Data records:
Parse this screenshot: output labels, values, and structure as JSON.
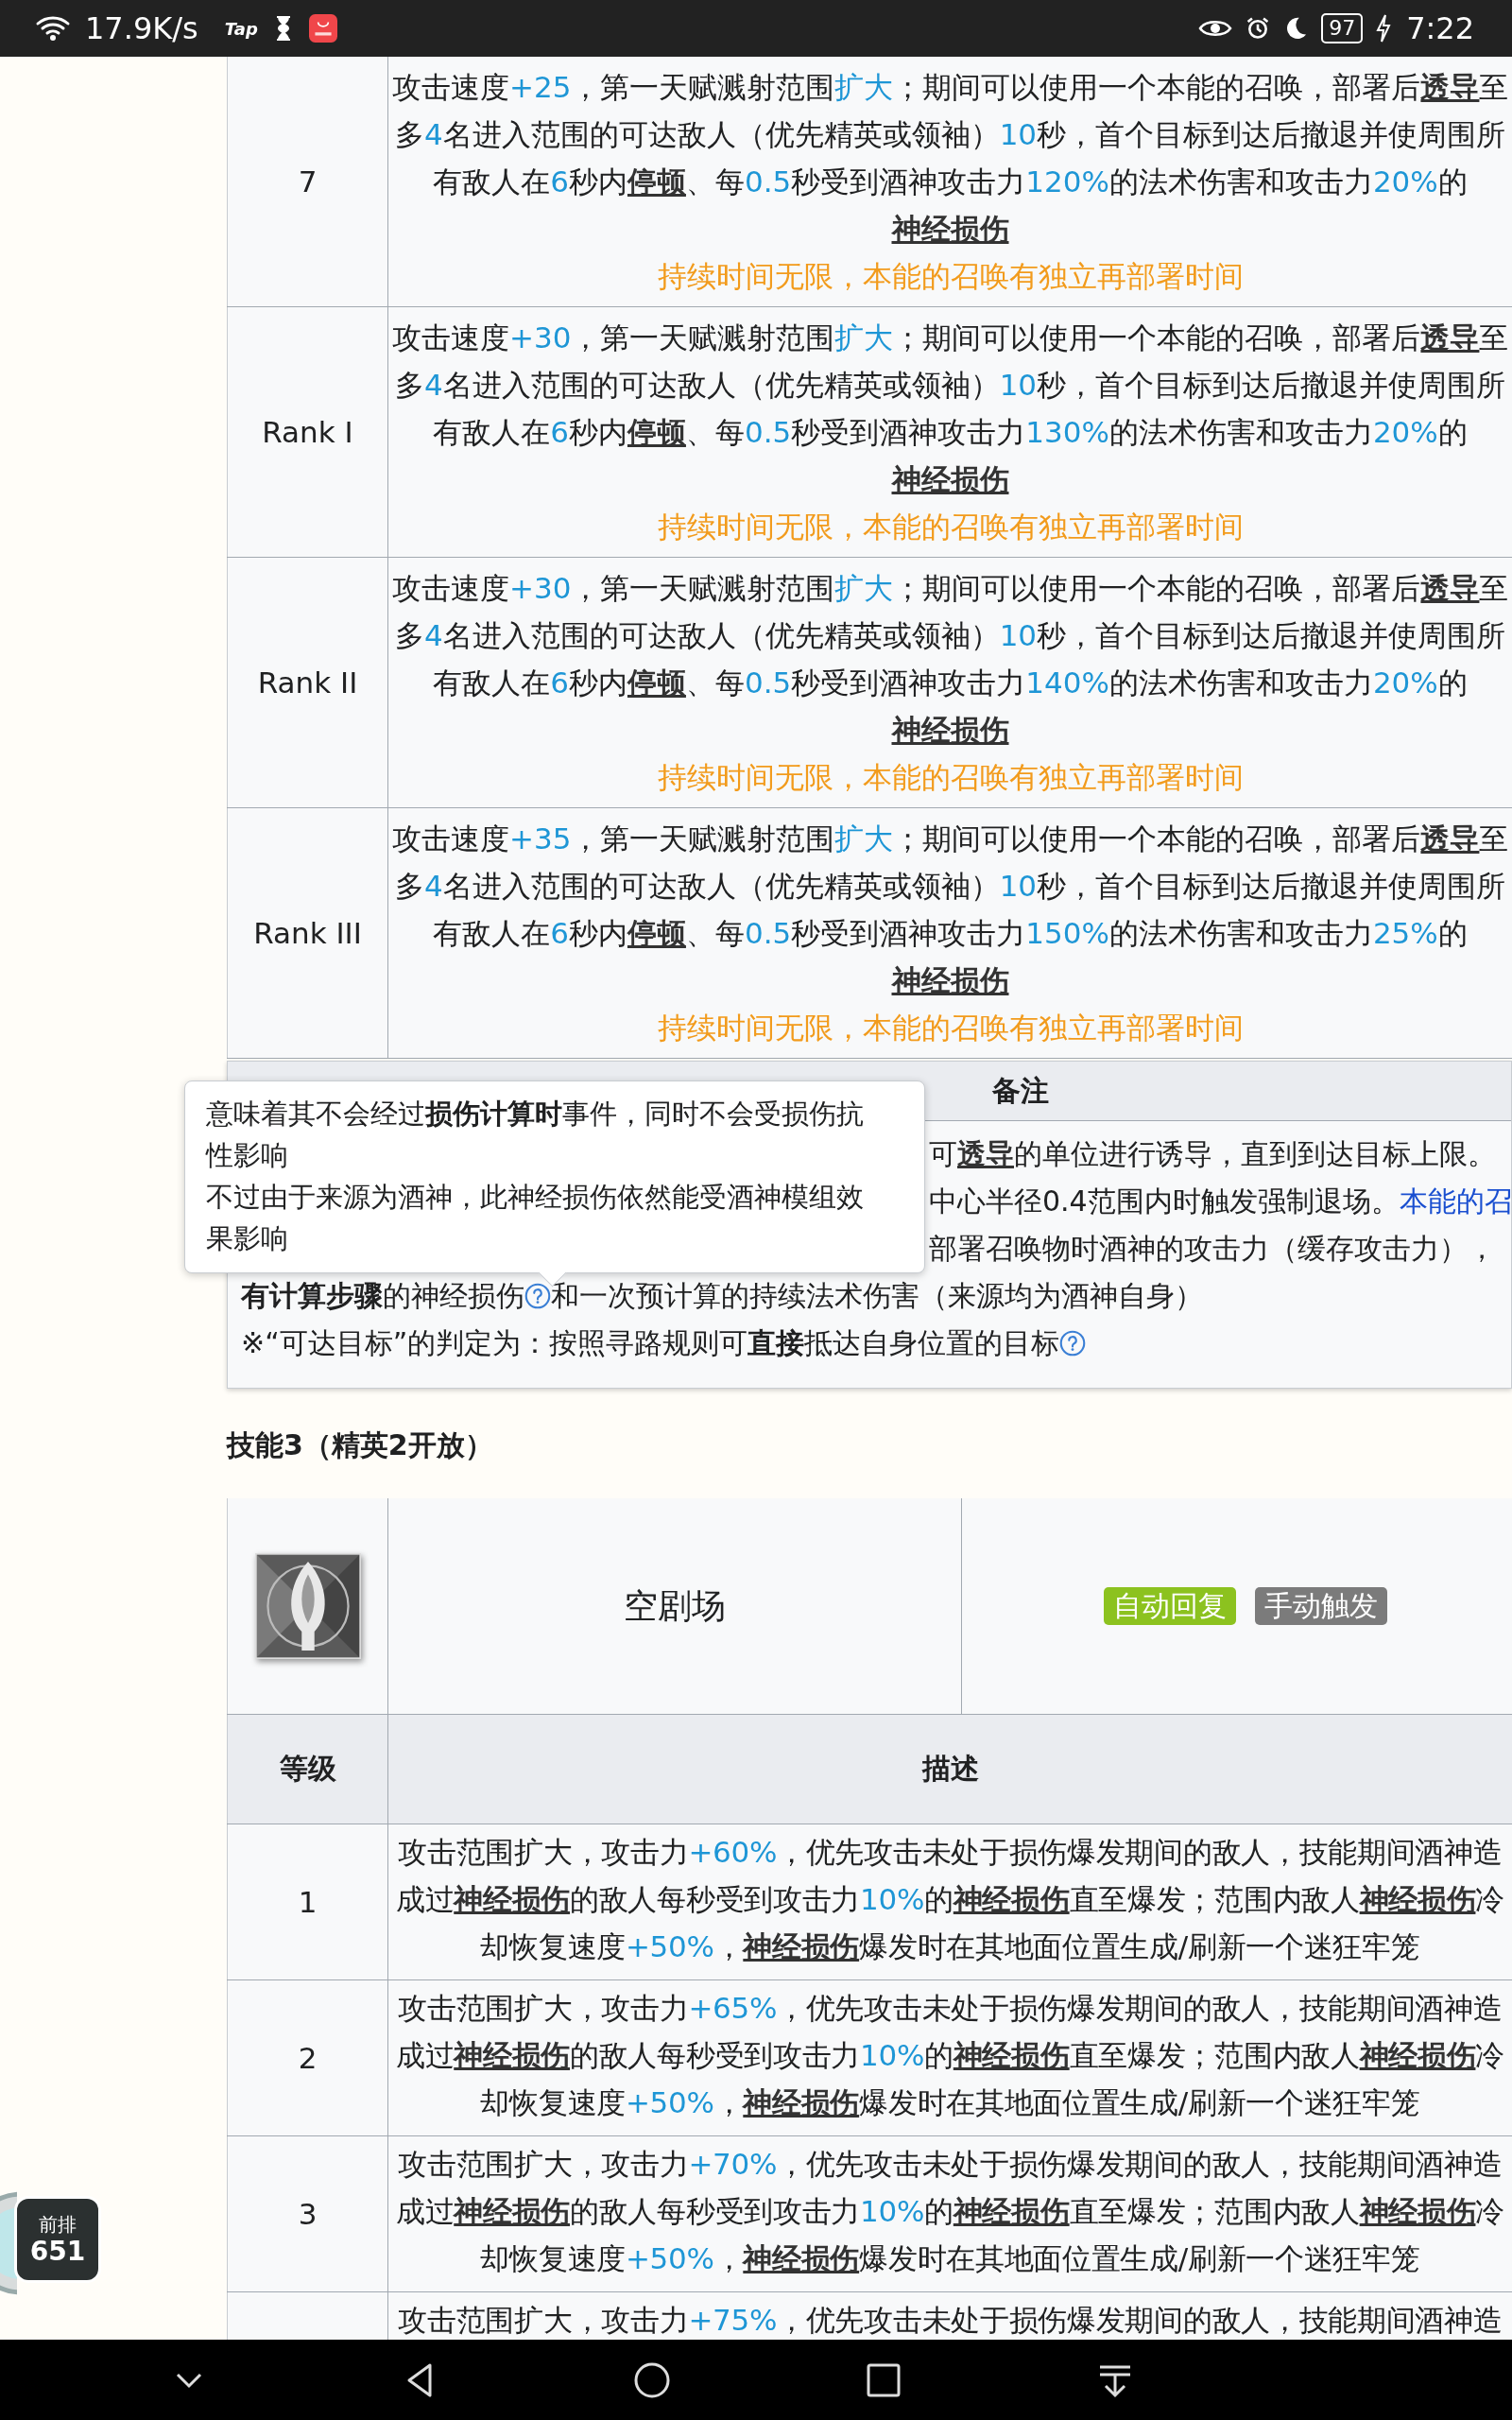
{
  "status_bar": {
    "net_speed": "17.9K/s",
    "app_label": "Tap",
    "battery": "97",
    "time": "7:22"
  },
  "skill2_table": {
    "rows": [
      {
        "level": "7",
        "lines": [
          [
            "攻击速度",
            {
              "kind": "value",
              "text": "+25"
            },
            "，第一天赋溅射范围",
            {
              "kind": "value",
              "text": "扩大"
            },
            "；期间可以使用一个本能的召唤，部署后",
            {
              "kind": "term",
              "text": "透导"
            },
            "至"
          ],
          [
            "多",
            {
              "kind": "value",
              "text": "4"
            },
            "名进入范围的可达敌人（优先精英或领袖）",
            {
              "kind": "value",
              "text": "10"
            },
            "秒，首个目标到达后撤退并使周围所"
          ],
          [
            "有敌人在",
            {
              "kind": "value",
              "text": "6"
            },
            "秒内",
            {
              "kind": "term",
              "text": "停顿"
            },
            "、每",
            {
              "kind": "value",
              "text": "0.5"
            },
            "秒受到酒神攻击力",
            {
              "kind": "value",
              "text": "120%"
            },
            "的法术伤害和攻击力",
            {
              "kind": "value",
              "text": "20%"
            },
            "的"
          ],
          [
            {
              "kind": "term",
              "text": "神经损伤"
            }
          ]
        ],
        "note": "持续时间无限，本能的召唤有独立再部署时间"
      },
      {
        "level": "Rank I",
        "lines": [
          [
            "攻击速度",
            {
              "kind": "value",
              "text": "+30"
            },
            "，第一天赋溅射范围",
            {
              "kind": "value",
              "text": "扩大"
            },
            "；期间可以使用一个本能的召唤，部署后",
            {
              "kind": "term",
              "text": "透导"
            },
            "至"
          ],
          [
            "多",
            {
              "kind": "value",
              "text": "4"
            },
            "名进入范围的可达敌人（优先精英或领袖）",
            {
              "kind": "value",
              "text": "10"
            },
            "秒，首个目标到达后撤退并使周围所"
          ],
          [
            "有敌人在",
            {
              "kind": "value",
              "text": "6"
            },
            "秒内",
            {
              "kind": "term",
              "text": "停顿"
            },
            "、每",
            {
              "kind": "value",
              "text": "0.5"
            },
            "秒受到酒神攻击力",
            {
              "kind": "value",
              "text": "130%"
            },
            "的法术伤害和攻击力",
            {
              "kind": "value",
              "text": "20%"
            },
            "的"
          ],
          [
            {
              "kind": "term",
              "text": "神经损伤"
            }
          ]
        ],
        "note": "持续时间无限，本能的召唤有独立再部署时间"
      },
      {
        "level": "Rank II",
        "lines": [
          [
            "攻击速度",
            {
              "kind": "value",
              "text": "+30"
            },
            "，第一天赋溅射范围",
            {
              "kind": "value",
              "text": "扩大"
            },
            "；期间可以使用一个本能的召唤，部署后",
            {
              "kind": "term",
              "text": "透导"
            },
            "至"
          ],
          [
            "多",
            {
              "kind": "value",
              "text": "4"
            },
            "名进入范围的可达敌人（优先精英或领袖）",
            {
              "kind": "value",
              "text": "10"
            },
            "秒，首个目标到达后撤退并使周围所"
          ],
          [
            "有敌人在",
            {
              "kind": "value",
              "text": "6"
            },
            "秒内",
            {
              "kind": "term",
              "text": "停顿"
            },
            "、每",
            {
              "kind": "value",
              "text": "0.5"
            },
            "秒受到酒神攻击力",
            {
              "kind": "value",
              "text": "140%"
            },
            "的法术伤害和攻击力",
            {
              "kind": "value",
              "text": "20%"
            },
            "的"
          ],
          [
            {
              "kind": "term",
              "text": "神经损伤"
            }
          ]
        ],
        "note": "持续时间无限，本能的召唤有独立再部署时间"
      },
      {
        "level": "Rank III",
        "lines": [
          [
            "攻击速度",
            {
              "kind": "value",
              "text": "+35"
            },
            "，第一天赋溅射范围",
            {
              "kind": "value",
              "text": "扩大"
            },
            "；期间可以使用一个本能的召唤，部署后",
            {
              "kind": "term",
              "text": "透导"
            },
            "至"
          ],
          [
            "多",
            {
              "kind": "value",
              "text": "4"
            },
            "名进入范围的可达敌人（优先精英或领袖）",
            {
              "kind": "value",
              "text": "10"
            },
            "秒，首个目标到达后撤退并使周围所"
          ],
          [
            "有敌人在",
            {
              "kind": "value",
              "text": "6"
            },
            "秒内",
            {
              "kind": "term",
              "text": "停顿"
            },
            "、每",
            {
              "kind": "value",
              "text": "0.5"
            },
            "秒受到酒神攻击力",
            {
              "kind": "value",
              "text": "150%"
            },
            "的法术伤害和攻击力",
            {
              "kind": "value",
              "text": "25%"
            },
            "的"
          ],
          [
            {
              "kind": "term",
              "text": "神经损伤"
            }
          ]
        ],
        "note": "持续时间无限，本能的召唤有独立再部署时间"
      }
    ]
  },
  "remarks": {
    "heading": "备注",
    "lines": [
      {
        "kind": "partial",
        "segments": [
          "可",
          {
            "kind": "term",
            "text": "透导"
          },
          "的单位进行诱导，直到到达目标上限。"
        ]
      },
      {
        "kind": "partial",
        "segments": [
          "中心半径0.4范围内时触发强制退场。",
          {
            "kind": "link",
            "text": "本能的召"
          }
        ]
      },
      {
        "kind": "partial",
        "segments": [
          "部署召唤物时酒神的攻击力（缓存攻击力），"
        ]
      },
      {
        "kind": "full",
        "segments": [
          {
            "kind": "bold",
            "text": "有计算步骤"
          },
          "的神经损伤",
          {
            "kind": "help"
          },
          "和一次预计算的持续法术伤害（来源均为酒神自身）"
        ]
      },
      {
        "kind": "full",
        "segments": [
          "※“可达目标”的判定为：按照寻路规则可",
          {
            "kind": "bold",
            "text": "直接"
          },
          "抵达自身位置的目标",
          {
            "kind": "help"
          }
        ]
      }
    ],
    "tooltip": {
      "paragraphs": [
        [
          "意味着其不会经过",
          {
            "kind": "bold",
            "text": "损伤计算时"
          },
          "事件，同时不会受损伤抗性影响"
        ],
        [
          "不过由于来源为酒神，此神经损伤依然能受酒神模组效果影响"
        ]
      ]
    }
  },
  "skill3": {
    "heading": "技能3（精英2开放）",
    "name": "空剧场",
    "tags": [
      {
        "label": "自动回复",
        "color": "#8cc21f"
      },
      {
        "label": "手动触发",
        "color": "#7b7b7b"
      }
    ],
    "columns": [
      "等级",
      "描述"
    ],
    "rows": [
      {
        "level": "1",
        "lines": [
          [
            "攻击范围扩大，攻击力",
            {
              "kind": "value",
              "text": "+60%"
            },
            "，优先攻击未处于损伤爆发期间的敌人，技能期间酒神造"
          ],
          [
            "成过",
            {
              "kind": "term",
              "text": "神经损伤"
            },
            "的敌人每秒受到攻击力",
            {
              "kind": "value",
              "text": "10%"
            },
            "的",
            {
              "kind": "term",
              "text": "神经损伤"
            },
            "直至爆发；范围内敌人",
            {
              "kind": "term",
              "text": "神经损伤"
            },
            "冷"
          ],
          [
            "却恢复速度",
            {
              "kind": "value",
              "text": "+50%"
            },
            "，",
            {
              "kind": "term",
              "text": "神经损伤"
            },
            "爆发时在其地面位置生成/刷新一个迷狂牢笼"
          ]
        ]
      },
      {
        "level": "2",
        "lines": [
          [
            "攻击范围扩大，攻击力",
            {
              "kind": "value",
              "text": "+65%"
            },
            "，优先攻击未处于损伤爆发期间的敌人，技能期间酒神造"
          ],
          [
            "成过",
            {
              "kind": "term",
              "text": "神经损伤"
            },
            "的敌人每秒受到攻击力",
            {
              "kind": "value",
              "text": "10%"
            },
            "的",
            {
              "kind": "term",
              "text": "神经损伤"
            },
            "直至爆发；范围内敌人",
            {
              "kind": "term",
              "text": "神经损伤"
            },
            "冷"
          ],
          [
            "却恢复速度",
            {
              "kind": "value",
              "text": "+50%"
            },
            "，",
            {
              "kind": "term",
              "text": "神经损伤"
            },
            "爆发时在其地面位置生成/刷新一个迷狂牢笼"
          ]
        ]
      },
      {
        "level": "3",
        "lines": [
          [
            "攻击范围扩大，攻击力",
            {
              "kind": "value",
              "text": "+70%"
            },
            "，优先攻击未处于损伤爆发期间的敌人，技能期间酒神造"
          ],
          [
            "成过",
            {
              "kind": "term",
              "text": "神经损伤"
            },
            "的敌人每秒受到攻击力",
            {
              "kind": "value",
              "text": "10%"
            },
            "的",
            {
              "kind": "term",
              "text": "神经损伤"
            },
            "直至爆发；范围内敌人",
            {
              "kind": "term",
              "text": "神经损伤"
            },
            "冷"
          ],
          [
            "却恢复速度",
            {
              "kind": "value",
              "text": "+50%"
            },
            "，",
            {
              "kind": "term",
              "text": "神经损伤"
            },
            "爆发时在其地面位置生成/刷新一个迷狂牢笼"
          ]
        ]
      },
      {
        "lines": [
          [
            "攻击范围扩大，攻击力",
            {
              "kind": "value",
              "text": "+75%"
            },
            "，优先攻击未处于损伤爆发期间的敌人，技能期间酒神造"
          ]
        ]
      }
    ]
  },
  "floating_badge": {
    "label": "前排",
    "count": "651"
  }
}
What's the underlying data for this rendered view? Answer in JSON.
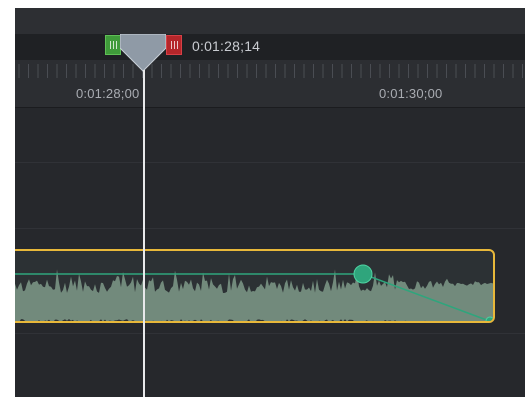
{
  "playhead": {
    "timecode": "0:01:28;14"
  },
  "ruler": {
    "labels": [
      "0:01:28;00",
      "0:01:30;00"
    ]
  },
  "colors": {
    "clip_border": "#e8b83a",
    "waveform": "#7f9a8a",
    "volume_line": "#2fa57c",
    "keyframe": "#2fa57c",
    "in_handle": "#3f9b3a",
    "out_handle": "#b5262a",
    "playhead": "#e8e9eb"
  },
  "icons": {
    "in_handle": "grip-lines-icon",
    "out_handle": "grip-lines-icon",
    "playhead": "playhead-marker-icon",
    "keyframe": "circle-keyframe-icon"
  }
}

▶ [Exercise]: Repeat exactly the lines from the one holding "What's the underlying" through the last line of the entries, both included; the pictures do not belong in the copy.

▶ [The solution]:
What's the underlying data for this rendered view? Answer in JSON.
{
  "playhead": {
    "timecode": "0:01:28;14"
  },
  "ruler": {
    "labels": [
      "0:01:28;00",
      "0:01:30;00"
    ]
  },
  "colors": {
    "clip_border": "#e8b83a",
    "waveform": "#7f9a8a",
    "volume_line": "#2fa57c",
    "keyframe": "#2fa57c",
    "in_handle": "#3f9b3a",
    "out_handle": "#b5262a",
    "playhead": "#e8e9eb"
  },
  "icons": {
    "in_handle": "grip-lines-icon",
    "out_handle": "grip-lines-icon",
    "playhead": "playhead-marker-icon",
    "keyframe": "circle-keyframe-icon"
  }
}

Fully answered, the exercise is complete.